**The exercise:** Determine the number of lines that contain the word "name", then state that number and nothing more.

**Extracted data:**
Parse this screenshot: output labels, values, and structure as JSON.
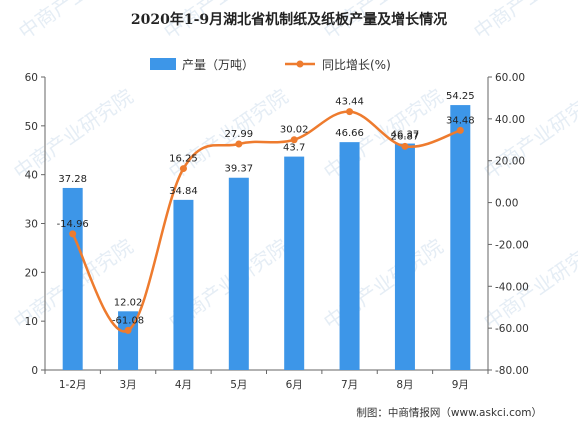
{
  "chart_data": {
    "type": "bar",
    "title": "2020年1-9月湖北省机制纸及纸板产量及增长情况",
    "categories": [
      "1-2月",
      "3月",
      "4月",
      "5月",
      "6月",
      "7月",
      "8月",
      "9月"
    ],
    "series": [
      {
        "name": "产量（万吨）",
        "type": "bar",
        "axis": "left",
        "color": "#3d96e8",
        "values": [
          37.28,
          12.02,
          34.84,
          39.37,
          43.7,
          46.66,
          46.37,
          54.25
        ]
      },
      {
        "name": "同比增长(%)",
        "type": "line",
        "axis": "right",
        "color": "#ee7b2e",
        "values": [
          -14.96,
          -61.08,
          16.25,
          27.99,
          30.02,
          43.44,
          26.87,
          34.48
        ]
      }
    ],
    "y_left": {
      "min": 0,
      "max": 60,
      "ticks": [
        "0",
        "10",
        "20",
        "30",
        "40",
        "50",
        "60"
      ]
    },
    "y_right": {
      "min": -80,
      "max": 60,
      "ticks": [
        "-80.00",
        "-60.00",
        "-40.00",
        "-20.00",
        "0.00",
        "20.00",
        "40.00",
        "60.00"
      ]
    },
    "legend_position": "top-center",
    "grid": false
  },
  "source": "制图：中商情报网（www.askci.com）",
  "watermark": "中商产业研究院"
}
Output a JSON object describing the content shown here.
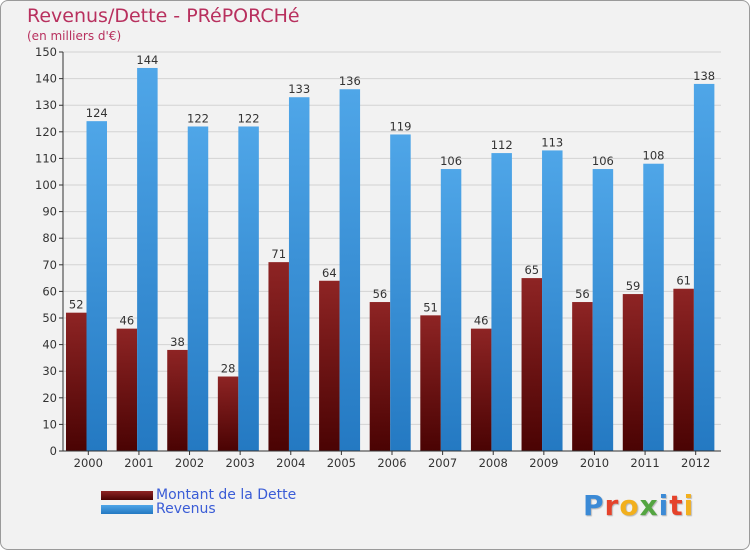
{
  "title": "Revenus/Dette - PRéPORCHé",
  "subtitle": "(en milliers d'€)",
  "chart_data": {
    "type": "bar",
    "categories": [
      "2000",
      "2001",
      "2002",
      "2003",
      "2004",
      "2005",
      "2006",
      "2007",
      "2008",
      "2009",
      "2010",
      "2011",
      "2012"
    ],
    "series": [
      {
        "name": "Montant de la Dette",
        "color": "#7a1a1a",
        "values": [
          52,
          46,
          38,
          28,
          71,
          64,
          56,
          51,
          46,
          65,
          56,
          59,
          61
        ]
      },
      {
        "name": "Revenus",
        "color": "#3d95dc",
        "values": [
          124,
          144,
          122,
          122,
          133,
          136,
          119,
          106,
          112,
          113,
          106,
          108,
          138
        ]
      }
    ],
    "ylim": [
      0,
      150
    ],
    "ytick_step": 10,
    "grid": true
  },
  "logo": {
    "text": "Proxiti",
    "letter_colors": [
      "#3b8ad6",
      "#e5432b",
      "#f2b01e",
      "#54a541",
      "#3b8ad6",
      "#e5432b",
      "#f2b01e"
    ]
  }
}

**Complete output:** 4